** Start **

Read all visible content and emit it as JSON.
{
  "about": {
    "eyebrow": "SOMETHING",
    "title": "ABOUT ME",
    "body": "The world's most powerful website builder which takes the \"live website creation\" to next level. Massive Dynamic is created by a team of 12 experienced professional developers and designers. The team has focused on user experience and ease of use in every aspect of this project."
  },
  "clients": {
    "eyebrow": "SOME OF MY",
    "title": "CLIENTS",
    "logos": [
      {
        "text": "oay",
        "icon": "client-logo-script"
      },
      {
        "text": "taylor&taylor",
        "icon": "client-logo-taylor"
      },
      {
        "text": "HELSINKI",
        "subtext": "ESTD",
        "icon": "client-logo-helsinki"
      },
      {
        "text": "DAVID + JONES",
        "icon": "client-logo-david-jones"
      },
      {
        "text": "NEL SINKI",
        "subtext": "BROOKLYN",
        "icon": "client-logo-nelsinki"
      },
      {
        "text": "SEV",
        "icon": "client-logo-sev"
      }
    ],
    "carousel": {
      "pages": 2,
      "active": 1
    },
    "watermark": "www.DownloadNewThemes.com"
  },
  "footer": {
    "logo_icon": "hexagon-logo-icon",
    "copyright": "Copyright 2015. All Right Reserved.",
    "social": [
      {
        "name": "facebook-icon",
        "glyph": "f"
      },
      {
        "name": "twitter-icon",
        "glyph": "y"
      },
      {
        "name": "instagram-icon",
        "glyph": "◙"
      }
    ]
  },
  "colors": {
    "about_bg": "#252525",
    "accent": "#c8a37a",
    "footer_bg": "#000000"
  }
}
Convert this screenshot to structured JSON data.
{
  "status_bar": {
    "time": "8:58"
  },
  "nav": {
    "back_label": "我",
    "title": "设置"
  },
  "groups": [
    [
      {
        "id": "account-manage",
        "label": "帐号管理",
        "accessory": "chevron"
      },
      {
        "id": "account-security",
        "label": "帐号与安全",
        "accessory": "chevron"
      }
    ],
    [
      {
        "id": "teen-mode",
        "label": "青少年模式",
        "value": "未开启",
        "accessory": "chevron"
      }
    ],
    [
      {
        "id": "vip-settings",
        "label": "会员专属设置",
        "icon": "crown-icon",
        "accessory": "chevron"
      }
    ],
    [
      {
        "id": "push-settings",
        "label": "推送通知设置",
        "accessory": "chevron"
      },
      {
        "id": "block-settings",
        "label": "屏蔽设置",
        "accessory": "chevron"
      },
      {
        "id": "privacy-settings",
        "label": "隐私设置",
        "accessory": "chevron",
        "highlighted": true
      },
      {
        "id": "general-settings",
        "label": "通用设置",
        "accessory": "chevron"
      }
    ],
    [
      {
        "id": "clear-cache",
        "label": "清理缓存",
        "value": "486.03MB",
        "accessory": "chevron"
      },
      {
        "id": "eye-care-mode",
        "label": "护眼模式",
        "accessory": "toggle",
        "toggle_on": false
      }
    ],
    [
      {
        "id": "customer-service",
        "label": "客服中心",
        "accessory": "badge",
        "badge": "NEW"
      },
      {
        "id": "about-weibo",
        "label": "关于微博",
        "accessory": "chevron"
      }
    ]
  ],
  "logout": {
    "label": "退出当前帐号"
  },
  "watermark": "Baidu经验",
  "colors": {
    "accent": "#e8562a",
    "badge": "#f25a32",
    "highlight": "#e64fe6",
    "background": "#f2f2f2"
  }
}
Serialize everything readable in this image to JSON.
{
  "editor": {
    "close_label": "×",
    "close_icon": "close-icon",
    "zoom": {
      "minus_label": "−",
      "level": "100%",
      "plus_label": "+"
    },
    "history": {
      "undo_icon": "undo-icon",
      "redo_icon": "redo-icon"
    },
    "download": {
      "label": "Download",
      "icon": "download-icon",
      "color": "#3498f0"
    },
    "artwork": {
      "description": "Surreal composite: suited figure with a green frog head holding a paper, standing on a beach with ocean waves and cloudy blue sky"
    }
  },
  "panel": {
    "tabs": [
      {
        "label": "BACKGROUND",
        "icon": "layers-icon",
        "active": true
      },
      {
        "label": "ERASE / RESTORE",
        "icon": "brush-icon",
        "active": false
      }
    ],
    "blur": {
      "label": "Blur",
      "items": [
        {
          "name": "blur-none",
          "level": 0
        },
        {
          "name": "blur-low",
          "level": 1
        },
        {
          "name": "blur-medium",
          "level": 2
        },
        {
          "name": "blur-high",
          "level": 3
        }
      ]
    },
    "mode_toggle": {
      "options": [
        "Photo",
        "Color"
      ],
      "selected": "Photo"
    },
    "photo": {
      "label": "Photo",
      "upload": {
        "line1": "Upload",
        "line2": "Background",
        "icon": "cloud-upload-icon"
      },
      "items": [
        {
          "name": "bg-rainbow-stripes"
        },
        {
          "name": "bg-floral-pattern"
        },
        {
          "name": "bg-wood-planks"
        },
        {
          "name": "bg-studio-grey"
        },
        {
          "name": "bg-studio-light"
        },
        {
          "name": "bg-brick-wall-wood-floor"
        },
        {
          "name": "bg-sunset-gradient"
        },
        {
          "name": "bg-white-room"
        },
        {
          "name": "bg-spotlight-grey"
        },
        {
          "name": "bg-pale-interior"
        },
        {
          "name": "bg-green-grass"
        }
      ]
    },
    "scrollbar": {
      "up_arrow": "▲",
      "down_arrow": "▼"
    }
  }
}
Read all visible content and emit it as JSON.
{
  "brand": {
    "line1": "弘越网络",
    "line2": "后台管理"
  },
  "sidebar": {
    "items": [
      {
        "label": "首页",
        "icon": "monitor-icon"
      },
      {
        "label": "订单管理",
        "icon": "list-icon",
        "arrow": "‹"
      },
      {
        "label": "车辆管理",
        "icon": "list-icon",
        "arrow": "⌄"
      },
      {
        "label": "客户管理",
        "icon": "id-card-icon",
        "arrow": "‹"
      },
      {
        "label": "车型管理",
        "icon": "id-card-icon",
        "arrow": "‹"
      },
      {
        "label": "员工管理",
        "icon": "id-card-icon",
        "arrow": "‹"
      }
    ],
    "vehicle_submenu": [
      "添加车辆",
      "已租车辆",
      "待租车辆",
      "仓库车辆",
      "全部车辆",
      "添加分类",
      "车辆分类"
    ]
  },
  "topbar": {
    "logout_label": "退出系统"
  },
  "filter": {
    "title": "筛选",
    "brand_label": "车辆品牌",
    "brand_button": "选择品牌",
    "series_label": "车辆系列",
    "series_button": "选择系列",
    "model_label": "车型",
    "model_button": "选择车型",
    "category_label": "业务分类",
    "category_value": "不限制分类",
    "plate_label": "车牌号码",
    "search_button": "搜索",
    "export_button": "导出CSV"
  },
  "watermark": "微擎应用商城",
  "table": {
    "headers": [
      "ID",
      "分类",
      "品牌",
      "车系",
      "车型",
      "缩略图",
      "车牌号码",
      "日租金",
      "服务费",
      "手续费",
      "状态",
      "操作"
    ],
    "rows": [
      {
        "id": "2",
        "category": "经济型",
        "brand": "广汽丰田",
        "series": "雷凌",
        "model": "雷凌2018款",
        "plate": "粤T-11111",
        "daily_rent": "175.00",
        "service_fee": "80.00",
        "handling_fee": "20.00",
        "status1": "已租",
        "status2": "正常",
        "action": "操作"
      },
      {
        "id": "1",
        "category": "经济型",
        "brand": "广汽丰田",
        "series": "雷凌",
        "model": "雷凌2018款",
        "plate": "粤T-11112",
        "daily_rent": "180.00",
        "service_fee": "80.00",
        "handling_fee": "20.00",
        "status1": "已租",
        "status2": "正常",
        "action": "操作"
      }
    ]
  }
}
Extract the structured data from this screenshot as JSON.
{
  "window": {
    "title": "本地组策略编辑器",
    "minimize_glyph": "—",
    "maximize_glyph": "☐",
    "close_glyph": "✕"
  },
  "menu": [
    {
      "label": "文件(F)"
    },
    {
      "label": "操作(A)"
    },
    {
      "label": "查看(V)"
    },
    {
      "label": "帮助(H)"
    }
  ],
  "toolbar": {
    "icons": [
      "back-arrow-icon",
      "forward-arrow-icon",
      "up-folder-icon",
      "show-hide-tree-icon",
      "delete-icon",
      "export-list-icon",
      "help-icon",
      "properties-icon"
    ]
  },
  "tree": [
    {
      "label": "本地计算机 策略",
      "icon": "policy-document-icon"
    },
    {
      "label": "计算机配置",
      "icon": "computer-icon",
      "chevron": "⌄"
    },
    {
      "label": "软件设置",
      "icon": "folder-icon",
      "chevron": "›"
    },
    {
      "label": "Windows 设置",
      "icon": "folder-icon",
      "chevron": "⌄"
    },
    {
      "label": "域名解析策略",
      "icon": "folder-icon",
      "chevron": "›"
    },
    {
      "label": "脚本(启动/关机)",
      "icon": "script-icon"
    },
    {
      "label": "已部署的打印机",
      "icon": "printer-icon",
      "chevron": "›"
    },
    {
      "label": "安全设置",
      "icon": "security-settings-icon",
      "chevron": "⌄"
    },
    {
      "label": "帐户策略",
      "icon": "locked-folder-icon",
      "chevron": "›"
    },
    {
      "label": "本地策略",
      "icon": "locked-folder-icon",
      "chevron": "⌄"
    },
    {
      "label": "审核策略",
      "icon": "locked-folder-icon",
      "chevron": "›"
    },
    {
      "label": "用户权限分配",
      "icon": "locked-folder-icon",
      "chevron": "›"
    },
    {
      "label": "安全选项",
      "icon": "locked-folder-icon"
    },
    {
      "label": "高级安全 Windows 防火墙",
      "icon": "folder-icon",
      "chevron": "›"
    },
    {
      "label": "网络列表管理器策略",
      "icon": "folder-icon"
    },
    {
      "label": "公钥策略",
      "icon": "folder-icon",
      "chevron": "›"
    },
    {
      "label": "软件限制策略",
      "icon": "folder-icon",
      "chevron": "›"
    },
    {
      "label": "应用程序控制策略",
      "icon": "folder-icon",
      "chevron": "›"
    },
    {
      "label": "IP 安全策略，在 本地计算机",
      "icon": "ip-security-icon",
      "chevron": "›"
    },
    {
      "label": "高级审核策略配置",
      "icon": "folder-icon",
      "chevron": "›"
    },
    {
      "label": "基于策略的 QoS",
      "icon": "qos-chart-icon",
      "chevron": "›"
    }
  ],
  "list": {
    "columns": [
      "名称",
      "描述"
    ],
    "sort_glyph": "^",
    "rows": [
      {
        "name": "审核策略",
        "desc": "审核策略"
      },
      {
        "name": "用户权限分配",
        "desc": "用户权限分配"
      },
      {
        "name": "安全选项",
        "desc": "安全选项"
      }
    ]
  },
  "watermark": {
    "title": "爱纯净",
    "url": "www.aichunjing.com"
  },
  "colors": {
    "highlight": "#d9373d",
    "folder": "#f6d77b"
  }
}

** End **

> Written request:
Each line of the material above either contains the word "screenshot" or does not; state how many do, and nothing else.

> Output of the task:
2